### WHAT YOU HAVE TO DO
Reading the listing below, count the lines that contain the word "with" and give that count alone.

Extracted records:
▼▼▼
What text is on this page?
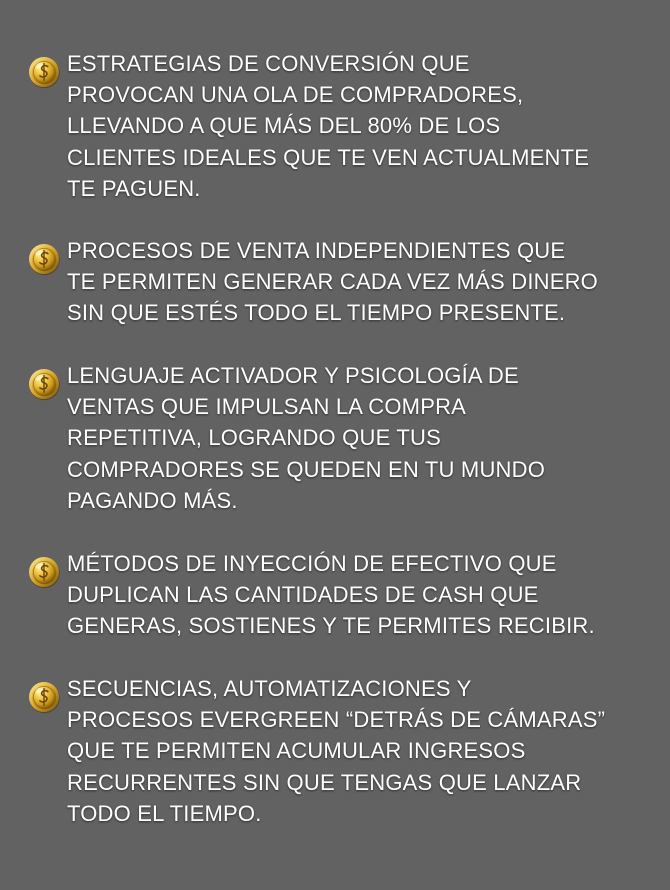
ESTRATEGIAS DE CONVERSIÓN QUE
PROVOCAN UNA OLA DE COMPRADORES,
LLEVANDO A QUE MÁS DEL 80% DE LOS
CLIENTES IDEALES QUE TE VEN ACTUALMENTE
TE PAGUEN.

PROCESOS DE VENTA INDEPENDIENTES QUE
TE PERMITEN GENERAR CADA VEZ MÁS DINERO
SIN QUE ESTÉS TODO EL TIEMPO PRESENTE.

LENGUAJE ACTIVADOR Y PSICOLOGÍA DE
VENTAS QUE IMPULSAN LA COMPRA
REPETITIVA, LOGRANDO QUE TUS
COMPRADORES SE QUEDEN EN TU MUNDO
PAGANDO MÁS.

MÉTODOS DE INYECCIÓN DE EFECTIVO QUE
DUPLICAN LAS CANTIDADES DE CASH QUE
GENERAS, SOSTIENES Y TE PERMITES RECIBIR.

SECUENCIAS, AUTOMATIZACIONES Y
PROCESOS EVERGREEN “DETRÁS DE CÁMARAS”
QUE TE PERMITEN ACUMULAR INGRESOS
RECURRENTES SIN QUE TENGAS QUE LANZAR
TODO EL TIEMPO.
▲▲▲
▼▼▼
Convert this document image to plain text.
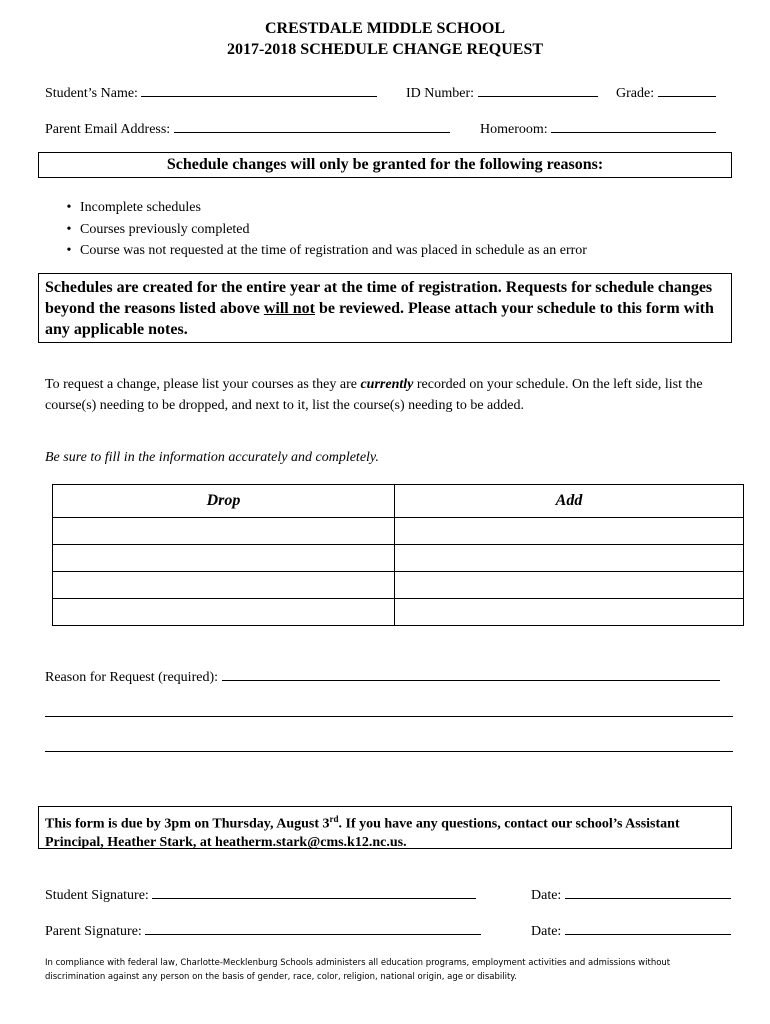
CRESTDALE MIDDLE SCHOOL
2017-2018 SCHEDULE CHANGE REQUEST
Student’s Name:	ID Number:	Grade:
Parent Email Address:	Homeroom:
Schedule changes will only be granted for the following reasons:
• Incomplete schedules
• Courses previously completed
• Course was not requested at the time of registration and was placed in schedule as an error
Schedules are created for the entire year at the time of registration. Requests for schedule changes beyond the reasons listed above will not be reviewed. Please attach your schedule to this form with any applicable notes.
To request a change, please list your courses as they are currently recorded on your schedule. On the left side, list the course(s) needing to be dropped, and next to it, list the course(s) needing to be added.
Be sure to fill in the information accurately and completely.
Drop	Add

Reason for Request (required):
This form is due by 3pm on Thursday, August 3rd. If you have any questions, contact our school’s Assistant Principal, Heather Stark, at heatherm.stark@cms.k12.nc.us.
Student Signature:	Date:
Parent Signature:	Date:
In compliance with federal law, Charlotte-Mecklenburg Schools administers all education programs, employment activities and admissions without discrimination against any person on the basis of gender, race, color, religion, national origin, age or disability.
▲▲▲
### TASK RESPONSE
2